▶ Aim of the task
Sort through the entries below and pull out lines containing the word "между".
** start of Rows **
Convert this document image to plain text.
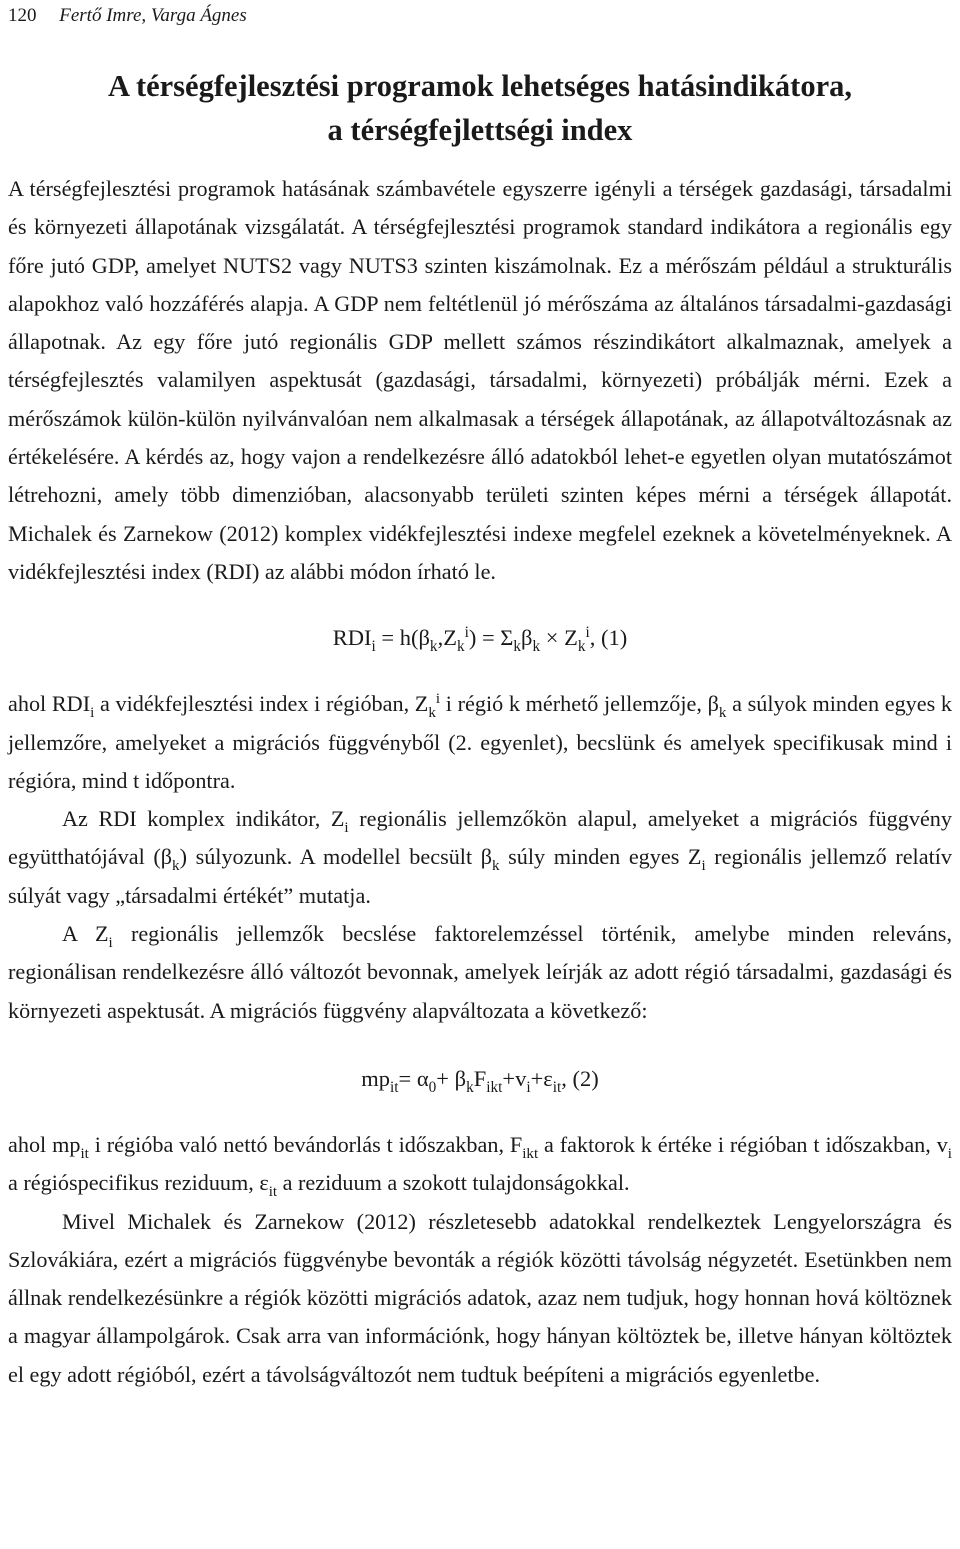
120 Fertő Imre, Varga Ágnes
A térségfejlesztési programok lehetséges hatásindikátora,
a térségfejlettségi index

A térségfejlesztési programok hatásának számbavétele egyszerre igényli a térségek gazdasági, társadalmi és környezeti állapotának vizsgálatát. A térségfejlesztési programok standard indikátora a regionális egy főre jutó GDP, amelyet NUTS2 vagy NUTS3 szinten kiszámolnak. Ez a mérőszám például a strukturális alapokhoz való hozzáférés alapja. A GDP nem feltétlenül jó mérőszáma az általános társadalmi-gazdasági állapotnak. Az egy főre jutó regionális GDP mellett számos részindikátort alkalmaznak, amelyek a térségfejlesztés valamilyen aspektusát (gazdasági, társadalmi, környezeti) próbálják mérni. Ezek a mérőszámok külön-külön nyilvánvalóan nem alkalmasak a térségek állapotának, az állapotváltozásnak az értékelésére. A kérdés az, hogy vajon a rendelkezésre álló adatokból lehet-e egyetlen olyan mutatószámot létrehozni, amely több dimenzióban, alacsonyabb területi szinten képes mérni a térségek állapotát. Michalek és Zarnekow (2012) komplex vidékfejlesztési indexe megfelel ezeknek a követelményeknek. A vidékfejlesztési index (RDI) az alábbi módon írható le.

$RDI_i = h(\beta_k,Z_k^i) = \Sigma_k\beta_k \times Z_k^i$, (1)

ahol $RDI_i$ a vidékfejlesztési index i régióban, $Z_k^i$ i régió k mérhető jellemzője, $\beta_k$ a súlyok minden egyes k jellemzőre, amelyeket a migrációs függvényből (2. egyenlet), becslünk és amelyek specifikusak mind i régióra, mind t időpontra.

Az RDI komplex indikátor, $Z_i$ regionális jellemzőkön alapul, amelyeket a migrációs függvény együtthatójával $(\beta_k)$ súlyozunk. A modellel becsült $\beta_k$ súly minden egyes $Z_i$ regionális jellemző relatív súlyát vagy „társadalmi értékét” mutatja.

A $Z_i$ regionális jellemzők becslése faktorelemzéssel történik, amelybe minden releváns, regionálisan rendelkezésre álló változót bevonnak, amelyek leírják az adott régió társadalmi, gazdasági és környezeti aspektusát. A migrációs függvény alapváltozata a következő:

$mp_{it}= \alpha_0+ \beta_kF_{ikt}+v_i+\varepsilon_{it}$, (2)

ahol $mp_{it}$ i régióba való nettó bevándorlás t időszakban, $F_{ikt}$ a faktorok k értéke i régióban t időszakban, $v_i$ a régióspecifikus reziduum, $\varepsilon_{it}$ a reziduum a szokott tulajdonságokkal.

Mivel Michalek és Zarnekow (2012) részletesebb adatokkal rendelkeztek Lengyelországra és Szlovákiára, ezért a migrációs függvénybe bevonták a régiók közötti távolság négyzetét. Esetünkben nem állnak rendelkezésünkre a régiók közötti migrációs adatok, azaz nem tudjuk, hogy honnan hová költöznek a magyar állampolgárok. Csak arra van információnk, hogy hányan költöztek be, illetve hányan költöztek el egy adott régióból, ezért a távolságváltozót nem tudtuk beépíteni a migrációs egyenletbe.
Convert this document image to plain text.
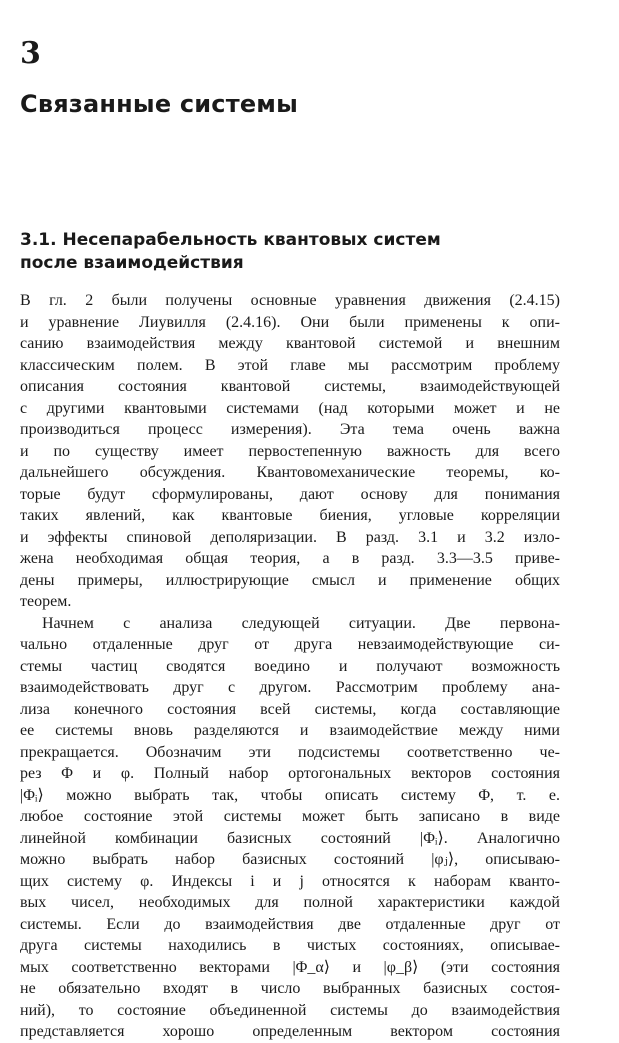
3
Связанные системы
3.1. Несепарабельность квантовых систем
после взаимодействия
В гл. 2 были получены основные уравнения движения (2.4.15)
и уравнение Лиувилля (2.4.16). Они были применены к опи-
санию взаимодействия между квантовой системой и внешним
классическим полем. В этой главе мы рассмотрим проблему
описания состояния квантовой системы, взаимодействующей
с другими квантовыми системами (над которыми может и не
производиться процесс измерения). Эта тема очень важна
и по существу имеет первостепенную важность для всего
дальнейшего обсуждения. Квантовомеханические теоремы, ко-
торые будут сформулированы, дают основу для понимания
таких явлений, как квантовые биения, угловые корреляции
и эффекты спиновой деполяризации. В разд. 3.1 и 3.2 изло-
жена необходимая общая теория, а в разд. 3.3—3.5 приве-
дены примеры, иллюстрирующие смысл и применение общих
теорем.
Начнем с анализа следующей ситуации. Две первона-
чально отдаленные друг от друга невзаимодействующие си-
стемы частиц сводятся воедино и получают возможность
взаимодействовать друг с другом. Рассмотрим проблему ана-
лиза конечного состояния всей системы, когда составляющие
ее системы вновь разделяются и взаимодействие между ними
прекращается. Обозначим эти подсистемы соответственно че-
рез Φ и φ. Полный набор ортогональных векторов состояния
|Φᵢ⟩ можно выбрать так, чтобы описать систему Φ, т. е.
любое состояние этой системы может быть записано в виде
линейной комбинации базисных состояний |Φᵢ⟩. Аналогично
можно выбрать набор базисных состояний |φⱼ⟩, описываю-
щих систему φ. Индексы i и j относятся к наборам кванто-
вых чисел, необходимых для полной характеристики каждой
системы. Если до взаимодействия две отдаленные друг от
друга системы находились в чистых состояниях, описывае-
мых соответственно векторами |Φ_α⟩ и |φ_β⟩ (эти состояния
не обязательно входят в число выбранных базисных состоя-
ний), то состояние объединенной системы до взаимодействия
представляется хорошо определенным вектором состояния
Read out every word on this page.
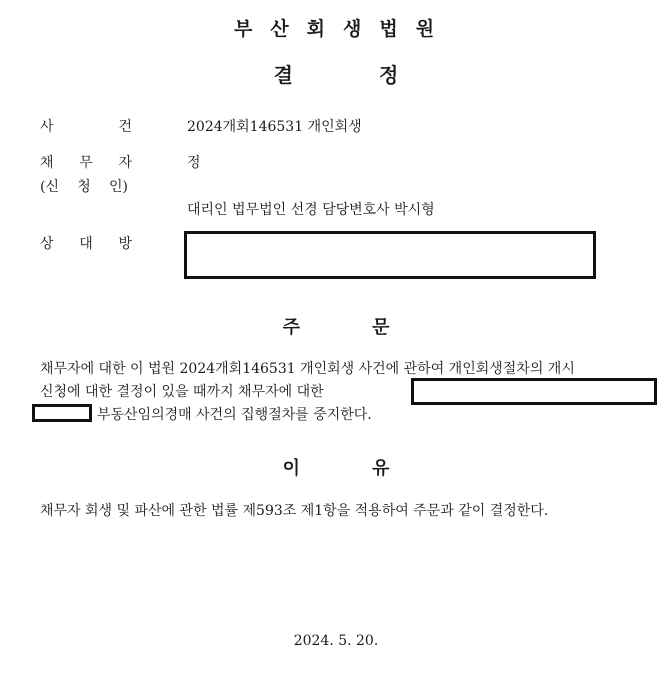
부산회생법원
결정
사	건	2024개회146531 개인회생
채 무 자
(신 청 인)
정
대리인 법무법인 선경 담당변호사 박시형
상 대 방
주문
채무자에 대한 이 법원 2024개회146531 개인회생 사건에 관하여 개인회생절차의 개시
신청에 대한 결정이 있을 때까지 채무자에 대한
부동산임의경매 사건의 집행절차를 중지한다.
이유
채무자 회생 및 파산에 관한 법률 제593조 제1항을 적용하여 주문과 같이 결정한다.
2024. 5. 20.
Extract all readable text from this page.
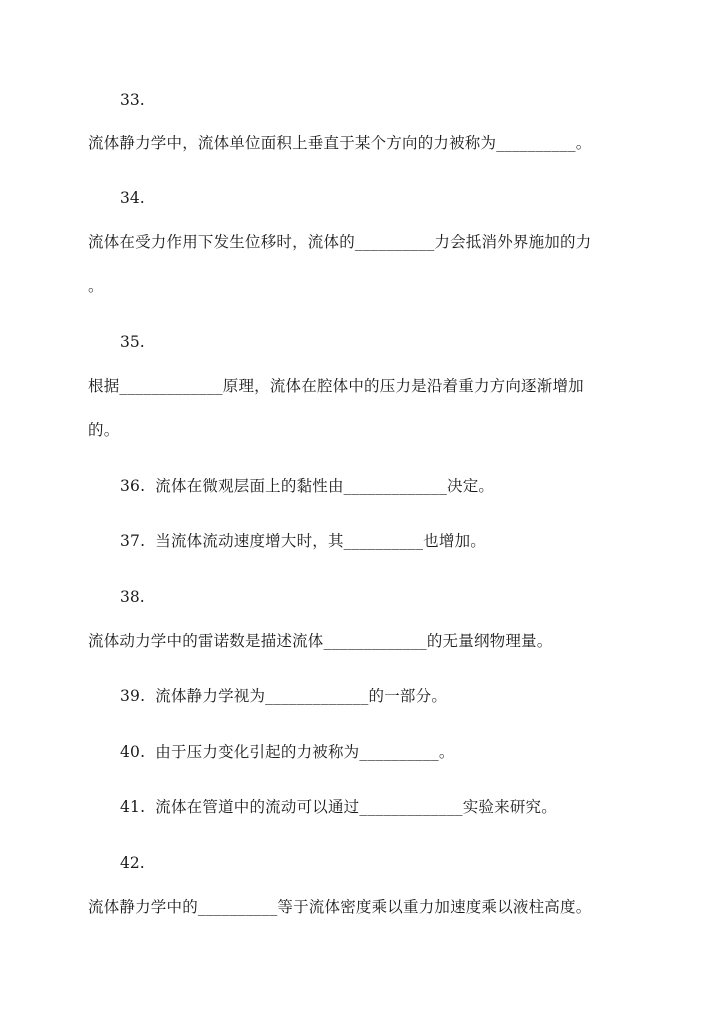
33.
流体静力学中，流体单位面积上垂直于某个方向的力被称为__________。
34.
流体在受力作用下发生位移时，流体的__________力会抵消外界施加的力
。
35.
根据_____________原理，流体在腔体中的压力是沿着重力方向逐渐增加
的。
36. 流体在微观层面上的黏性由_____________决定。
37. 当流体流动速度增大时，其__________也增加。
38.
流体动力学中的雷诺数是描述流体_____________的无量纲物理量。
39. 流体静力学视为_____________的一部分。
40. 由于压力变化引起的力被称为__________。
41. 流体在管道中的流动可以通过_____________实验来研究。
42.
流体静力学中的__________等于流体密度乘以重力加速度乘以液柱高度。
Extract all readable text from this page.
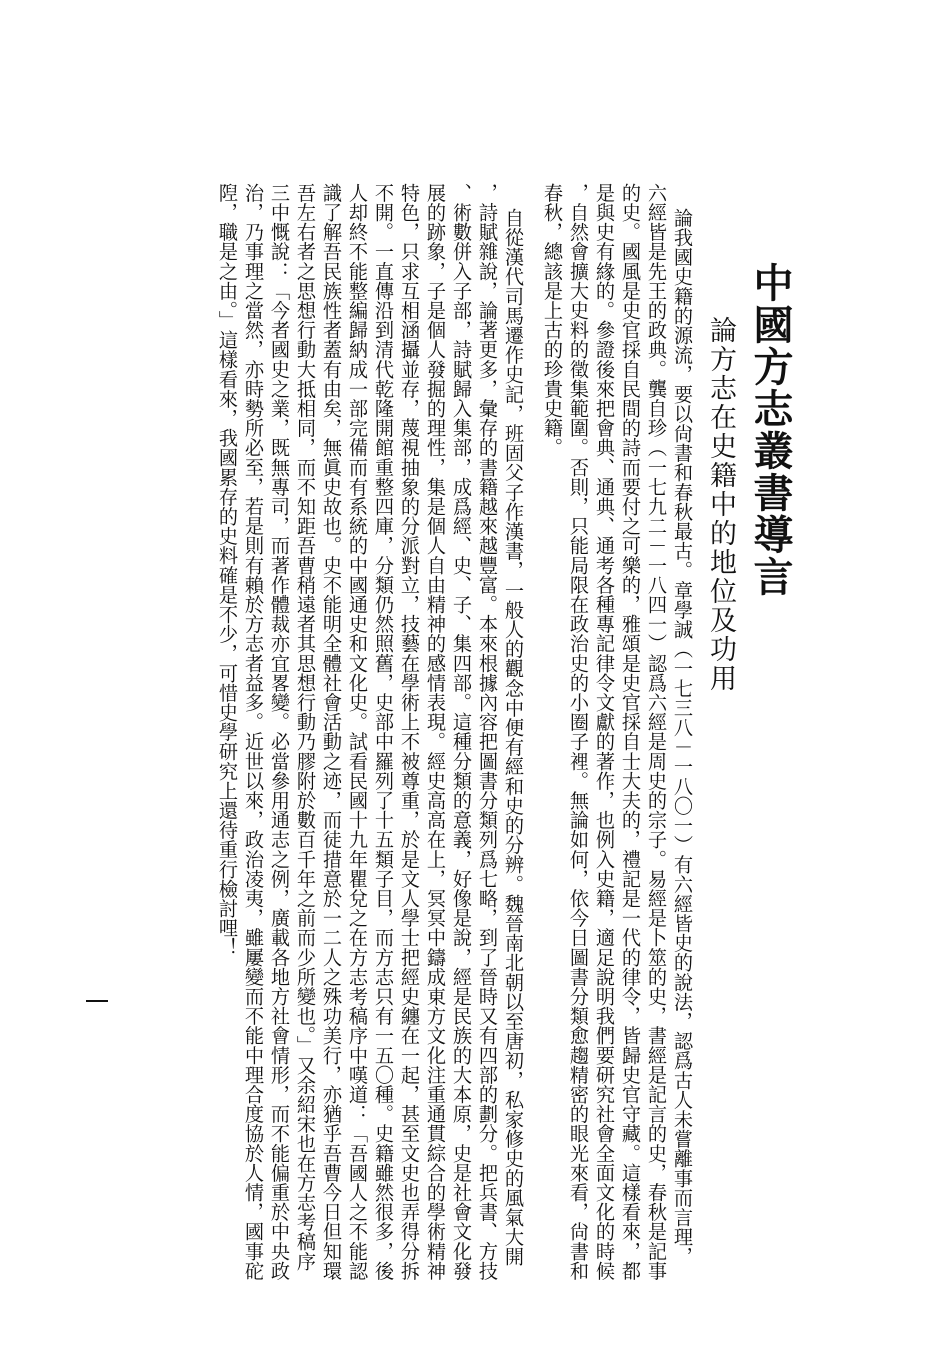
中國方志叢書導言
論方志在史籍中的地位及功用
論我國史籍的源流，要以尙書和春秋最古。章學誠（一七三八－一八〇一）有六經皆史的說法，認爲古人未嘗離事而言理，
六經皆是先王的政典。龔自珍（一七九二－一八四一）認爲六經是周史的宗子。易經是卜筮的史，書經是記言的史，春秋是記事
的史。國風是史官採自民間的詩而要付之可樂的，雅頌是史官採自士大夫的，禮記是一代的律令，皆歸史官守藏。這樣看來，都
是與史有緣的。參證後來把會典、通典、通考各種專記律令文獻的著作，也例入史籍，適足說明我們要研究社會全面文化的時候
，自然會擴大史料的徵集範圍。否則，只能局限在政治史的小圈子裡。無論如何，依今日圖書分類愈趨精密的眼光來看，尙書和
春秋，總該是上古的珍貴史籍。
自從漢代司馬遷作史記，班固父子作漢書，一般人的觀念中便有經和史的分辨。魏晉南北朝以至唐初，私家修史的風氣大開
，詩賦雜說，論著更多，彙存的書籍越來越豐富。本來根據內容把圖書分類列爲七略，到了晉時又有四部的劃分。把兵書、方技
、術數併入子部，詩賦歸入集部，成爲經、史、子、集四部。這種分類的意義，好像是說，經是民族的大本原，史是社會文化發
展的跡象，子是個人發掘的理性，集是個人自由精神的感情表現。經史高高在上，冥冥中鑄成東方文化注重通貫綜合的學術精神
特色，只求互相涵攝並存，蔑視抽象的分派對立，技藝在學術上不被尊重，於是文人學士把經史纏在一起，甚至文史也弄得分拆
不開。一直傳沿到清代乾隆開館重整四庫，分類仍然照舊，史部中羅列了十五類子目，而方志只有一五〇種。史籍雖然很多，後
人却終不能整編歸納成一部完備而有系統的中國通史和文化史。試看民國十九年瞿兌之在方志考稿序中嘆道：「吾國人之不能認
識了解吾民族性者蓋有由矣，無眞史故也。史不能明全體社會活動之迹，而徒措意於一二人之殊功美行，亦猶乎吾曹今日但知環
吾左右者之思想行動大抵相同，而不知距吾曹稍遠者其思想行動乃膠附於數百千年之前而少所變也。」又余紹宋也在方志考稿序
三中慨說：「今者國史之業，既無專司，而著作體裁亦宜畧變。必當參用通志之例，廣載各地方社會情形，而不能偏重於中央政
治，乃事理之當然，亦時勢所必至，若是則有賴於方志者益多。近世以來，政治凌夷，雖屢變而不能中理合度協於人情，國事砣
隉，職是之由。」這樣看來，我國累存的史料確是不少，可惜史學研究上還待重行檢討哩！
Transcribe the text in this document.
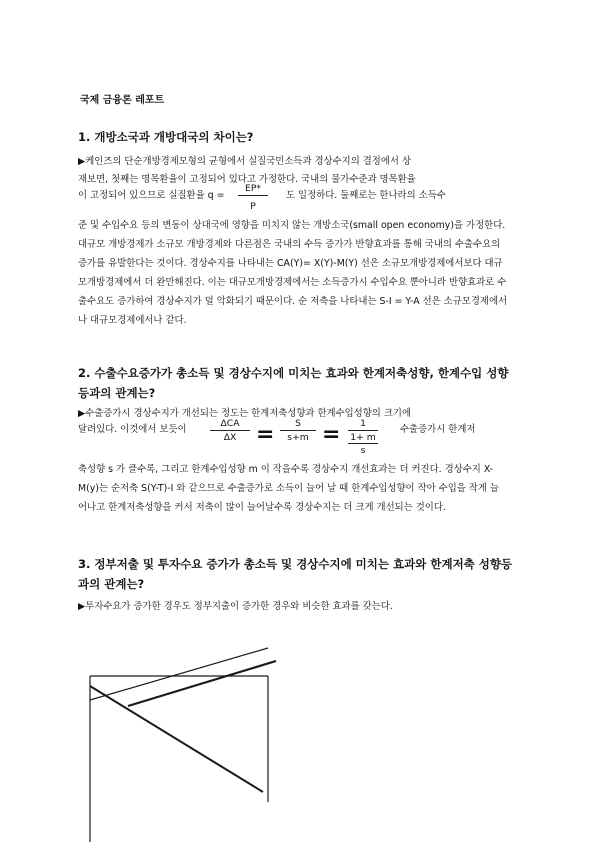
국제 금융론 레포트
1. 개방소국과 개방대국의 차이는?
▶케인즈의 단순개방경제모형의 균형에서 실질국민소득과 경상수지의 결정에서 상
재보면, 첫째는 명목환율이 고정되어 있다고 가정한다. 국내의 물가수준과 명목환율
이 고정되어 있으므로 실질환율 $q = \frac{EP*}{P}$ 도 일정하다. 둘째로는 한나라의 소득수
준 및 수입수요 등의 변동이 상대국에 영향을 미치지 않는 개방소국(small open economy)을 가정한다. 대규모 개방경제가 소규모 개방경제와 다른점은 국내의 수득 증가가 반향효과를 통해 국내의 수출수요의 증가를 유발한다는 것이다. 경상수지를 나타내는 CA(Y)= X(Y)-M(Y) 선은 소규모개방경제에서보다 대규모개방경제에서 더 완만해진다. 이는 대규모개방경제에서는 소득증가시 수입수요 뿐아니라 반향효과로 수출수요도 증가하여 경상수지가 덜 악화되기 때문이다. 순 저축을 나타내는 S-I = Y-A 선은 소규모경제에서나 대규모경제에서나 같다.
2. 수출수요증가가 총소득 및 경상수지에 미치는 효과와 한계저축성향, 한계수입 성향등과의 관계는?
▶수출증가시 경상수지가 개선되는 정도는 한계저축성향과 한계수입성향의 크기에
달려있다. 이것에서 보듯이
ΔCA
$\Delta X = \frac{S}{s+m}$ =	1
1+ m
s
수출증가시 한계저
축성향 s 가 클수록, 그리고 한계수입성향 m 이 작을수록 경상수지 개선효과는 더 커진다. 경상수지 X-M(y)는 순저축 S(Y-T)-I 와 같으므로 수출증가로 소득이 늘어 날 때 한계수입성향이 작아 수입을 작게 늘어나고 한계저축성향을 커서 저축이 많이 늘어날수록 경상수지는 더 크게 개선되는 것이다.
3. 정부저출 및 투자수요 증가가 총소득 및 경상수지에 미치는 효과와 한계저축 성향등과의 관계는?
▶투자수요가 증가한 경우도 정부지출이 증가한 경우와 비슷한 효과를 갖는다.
** end of Rows **
▶ Expected output
санию взаимодействия между квантовой системой и внешним
ее системы вновь разделяются и взаимодействие между ними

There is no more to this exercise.